Исходный текст:
★ ★ ★ ★ ★ ★ ★
Помешанная на памяти, эмигрантская книжка чаще других тяготеет к перечню, реестру, словарю или кроссворду. Так был задуман «Холодильник», из которого Сергей успел извлечь только два рассказа. Так же были написаны и лучшие американские книги Сергея — «Наши» и «Чемодан». В них Довлатов не столько распахивал новое поле, сколько возделывал старое, и оно продолжало плодоносить. Сергей не менял, а углублял колею. Перфекционист и миниатюрист, он наслаждался нелинейностью искусства: микроскопические перемены в тембре и тональности влекут за собой катастрофические по своему размаху последствия. Так, трижды рассказывая историю своей женитьбы, Сергей каждый раз получал другую супружескую пару, лишь смутно напоминающую ту, что я знал.
Если бы Довлатов был композитором, он сочинял бы не симфонии и песни, а вариации на заданную тему.
★ ★ ★ ★ ★ ★ ★
Раздел данных:
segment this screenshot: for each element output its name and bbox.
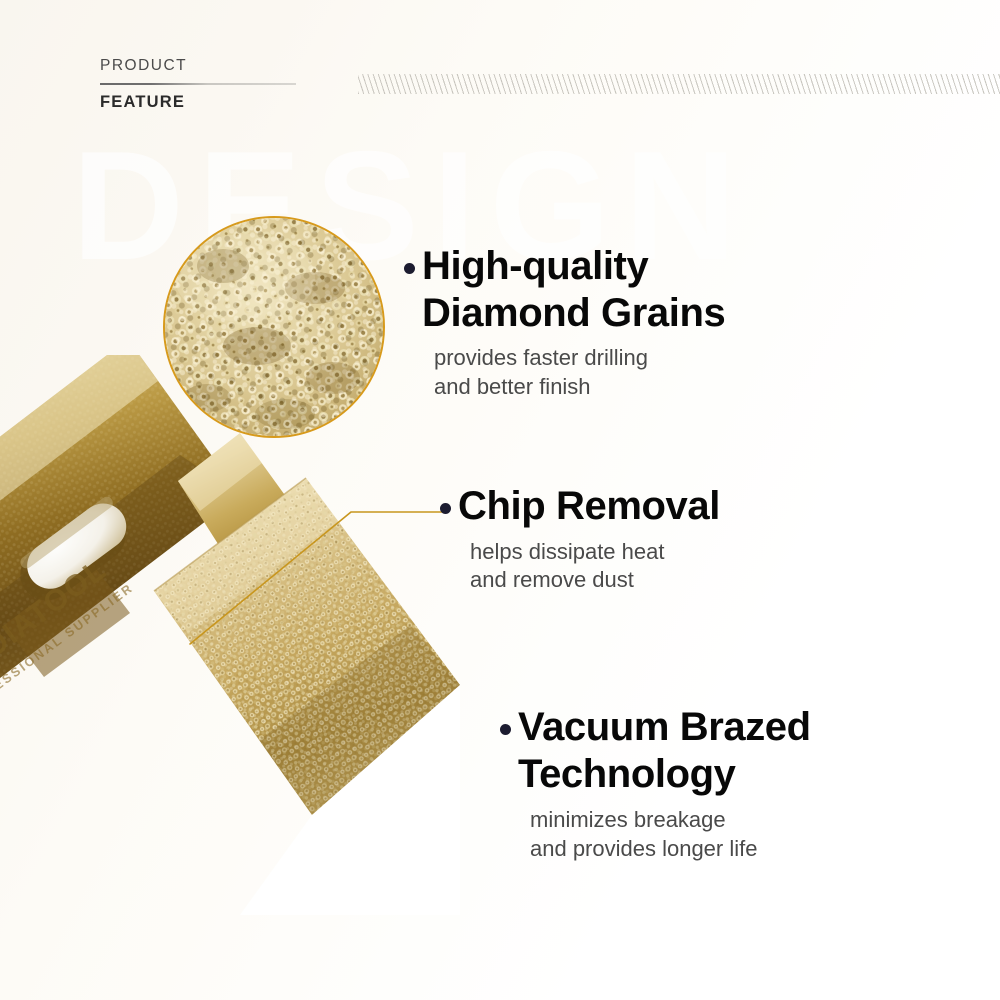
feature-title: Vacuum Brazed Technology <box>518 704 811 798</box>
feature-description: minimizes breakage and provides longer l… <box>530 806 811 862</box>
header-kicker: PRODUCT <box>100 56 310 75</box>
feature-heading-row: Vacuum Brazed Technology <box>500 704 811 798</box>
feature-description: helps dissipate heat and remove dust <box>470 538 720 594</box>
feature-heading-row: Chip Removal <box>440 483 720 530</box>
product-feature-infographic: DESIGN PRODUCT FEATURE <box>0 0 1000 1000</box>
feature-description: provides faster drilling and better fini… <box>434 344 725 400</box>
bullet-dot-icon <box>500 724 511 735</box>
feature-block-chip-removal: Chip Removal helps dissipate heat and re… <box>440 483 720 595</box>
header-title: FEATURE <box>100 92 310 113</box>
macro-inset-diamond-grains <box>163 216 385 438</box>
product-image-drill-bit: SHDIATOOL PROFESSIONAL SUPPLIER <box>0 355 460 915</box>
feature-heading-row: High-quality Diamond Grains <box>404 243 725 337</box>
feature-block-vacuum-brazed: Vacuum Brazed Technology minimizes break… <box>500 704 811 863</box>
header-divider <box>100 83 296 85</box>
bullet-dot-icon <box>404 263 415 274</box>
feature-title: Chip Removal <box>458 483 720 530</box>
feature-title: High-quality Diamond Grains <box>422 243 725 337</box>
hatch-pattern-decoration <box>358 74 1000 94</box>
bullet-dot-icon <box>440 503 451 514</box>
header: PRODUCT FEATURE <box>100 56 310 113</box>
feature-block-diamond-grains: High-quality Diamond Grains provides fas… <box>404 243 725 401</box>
★ ★ ★ ★ ★ ★ ★
Список заданий:
**a)** Перепишите без изменений строки из записей, начиная со строки, где есть «feature-title: Vacuum Brazed», и заканчивая строкой, где есть «feature-description: helps dissipate». Обе эти строки тоже включите.
**b)** Продолжите текст о прозе Довлатова, начав сразу после его последнего предложения.

Ответы к упражнению:
**a)**
feature-title: Vacuum Brazed Technology <box>518 704 811 798</box>
feature-description: minimizes breakage and provides longer l… <box>530 806 811 862</box>
header-kicker: PRODUCT <box>100 56 310 75</box>
feature-heading-row: Vacuum Brazed Technology <box>500 704 811 798</box>
feature-description: helps dissipate heat and remove dust <box>470 538 720 594</box>

**b)**
В «Чемодане» тему ему задал чемодан. Лапидарный, как приговор, и емкий, как ковчег, этот образ вырос в символ эмигрантской жизни, не переставая быть чемоданом.
Чемоданы были у всех. В них мы увозили свое причудливое, никому не нужное имущество. В моем, например, лежал слесарный набор: какой-то шутник сказал, что советский инструмент ценят в Италии: если продать, хватит на билет в Венецию.
В Америке чемоданы, вываливаясь из кладовок, дольше многого другого напоминали об отъезде. Огромные, помятые, дешевые, они преследовали нас, как русские сны.
Довлатов сделал из «Чемодана» эмигрантскую сказку: каждая вынутая из него вещь рассказывает свою витиеватую историю. Вернее, пытается рассказать, ибо ее перебивают виртуозные каденции — отступления. Чего стоит случайно затесавшийся в книгу литератор Данчковский, назвавший книгу о Ленине «Вставай, проклятьем заклейменный»?!
И все же содержимое довлатовского чемодана — не только повод для повествования. Все эти поплиновые рубашки, креповые носки и номенклатурные ботинки одевают героя, как бинты — человека-невидимку: благодаря им он становится видимым.
Конечно, мы знали его и раньше, но — другим. Заново разыгрывая партитуру своей биографии, Довлатов незаметно сменил угол зрения. Про эмигрантов в «Иностранке» Сергей писал злее, чем про партийных функционеров в «Чемодане».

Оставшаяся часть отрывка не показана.